[Collected data entries]

-- -- --

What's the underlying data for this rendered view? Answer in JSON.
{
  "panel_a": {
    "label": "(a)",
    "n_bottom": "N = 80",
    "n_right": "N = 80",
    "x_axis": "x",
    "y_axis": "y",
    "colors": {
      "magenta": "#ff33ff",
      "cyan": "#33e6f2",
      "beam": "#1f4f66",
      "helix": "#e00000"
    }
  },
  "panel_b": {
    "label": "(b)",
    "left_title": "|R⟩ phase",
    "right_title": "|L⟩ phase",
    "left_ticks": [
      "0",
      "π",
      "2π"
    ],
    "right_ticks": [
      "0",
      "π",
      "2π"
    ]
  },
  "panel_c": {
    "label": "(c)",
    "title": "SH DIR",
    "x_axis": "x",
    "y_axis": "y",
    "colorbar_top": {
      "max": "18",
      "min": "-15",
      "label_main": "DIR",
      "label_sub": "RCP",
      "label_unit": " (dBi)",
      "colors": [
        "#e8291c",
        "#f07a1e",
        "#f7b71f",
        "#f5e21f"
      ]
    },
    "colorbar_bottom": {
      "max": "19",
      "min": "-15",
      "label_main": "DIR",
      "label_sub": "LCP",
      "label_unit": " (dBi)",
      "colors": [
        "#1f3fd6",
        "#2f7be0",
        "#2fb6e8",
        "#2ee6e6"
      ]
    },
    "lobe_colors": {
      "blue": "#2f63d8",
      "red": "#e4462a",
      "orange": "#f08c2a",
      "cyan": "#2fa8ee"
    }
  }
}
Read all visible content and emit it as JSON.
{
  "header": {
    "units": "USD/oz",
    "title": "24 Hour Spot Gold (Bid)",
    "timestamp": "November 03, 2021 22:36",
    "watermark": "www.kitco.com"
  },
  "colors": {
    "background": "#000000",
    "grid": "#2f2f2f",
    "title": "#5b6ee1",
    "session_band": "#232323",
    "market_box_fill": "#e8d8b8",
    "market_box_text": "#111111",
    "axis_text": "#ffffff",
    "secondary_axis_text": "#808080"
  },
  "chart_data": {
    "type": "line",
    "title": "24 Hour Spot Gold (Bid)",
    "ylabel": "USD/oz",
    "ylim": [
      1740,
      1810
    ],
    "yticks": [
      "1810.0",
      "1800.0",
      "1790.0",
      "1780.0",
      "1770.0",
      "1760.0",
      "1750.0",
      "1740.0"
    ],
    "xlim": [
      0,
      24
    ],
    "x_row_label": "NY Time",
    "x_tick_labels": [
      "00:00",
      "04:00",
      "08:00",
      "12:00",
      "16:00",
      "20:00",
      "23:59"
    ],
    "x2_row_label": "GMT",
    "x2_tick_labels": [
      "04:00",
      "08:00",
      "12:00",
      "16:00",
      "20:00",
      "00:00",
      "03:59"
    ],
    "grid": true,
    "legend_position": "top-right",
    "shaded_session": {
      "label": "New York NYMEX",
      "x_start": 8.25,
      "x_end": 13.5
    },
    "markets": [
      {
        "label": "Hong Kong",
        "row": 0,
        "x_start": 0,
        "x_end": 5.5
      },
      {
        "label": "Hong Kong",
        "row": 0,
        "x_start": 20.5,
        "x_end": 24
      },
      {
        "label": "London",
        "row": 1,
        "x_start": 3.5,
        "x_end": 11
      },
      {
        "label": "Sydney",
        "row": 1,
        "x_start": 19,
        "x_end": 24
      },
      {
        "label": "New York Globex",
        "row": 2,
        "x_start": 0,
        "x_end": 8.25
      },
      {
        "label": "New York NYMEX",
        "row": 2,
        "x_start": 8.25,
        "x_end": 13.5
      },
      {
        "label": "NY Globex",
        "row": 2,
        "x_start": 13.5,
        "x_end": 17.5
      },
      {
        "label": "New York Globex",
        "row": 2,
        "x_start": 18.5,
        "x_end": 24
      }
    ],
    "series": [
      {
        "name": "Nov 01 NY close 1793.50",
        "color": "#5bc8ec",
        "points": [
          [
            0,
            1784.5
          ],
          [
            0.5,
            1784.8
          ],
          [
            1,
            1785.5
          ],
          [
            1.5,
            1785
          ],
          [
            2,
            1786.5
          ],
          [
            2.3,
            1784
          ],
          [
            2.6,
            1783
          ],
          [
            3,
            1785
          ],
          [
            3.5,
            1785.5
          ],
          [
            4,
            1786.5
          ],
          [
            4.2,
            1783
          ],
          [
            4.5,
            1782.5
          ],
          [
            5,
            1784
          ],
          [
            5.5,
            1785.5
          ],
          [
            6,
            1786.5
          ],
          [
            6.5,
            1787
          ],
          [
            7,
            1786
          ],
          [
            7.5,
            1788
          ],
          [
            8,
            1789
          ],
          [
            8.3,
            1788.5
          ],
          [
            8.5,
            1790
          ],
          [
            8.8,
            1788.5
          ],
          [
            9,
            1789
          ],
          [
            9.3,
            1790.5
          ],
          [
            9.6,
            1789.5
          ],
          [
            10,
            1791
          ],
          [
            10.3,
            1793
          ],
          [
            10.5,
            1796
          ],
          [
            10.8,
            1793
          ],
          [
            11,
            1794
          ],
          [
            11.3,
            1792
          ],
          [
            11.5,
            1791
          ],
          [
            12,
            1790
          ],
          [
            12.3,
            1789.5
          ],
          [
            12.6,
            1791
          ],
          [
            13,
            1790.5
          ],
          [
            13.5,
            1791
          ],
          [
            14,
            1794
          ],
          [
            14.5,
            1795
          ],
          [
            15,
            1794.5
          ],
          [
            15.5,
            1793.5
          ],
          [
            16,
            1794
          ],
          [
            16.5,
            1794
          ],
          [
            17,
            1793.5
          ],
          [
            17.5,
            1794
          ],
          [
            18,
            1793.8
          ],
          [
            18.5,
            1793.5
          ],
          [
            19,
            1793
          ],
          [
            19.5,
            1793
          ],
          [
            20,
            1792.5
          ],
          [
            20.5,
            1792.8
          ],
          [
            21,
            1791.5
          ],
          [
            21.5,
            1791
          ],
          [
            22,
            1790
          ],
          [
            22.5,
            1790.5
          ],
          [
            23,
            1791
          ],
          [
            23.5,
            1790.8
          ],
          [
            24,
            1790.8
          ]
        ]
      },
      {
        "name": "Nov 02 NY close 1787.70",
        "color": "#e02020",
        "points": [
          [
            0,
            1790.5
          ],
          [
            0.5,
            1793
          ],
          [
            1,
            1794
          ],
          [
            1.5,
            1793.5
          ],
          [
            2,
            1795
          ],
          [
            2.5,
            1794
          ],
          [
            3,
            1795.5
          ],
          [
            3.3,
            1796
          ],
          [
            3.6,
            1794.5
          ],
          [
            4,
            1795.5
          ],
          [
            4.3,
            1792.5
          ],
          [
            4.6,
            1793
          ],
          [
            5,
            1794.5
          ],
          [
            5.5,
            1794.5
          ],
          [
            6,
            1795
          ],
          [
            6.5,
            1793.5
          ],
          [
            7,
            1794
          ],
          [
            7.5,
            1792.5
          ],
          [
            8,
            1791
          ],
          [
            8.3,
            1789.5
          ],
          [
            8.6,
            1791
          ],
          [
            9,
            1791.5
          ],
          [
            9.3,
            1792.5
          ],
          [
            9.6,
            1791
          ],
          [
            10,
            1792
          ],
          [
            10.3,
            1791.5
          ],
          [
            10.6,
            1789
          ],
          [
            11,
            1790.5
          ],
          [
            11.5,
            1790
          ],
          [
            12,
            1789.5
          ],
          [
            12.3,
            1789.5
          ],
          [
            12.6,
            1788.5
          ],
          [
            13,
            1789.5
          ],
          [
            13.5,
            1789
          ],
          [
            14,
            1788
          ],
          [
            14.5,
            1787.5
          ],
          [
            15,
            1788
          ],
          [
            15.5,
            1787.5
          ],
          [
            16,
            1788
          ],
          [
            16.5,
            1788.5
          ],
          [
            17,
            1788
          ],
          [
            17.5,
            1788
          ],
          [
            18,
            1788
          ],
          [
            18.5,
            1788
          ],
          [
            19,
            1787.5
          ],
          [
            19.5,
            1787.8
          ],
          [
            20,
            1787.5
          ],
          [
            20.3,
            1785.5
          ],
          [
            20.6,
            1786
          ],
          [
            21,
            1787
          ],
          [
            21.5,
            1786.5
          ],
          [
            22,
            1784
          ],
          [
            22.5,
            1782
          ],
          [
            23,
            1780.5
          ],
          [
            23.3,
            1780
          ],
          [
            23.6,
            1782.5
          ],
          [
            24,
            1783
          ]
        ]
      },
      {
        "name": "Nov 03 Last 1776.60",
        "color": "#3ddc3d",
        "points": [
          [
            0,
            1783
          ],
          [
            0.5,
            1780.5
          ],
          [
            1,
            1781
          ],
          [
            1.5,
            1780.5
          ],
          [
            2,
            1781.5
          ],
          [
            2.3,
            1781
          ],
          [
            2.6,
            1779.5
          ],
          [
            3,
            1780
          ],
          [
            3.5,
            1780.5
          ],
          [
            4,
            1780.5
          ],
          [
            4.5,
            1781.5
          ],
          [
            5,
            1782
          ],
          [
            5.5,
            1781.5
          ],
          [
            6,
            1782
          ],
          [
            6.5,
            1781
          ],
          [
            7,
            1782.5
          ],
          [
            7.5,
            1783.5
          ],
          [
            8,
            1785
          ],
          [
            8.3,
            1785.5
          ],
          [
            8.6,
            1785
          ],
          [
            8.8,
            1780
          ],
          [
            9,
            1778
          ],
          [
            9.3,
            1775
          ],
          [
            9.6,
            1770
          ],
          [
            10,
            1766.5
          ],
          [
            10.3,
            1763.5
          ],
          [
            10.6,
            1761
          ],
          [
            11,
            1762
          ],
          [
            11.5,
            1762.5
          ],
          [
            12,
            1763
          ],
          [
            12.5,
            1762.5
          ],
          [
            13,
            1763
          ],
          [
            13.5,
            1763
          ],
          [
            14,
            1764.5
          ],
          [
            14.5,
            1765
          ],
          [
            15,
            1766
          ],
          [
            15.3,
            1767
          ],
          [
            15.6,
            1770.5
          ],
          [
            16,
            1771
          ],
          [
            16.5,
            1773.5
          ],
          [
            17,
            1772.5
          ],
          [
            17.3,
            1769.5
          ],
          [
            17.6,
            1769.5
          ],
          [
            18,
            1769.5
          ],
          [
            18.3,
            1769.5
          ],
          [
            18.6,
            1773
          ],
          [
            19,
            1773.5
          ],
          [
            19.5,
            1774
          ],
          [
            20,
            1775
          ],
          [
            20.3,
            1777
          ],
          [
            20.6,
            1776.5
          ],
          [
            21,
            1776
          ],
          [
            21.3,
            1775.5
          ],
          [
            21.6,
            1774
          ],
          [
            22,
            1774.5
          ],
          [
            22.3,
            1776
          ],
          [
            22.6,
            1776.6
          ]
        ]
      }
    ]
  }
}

-- -- --

* STATED EXERCISE
Find the lines above holding the word "NYMEX" and show them.

* SOLUTION TO THE EXERCISE
      "label": "New York NYMEX",
        "label": "New York NYMEX",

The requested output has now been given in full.